--- Exercise goal ---
Select every line containing the word "уравнения" from the material, and copy those lines.

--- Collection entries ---
— start —
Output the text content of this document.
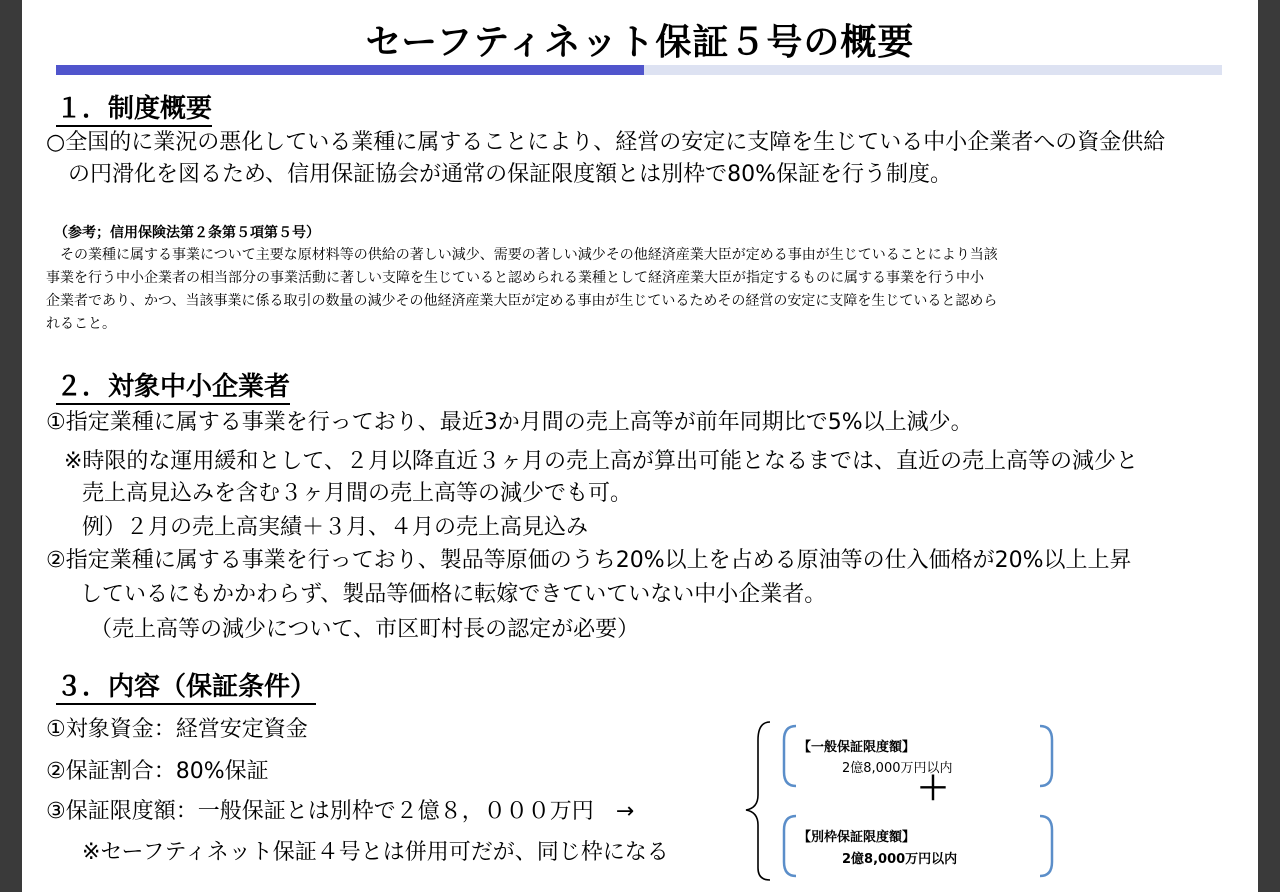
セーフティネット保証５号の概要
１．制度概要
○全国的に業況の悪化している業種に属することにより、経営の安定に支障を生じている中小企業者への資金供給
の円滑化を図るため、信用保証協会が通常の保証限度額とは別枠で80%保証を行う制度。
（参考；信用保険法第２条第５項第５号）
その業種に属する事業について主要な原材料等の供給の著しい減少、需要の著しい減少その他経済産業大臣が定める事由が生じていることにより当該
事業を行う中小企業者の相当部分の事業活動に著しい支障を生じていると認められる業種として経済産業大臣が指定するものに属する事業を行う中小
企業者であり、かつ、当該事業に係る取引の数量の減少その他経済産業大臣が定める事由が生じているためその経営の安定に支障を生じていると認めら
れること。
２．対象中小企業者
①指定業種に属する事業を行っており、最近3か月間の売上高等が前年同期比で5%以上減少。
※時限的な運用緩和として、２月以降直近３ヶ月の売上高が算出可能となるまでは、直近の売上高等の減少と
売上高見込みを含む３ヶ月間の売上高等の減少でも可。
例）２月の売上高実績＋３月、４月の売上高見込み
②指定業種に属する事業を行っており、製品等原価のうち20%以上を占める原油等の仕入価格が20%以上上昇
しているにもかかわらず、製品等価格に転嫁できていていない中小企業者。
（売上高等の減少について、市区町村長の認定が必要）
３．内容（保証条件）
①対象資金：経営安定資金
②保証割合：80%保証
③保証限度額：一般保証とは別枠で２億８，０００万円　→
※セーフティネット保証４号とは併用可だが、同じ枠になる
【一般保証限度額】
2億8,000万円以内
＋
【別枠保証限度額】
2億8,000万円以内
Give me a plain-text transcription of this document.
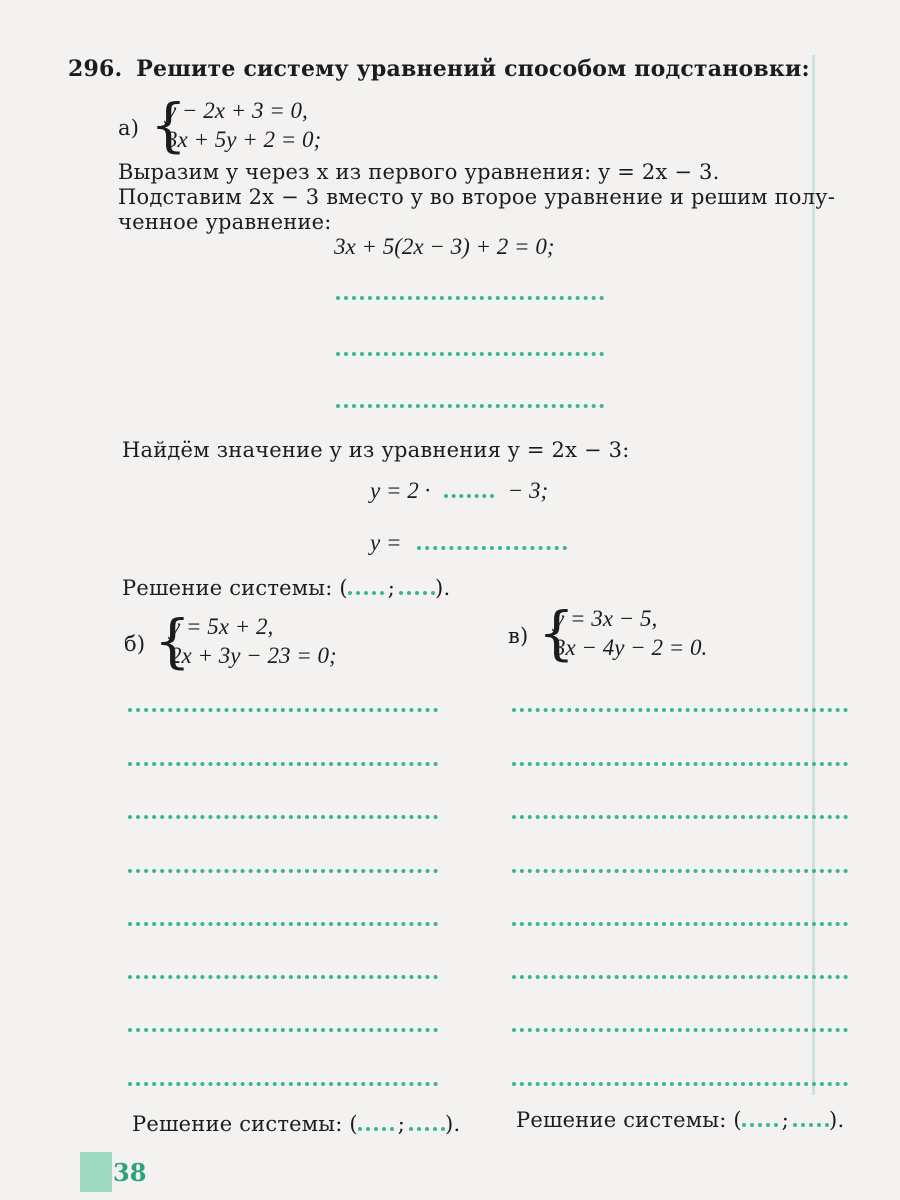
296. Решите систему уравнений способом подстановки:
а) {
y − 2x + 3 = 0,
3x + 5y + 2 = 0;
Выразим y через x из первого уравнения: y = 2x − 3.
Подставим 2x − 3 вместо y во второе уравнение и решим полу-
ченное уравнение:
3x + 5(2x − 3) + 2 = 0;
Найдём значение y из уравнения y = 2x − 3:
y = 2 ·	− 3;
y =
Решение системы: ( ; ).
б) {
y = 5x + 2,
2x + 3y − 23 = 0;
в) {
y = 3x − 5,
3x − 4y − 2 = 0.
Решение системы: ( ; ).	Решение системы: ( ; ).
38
— end —
--- Solution for this task ---
Выразим y через x из первого уравнения: y = 2x − 3.
Найдём значение y из уравнения y = 2x − 3:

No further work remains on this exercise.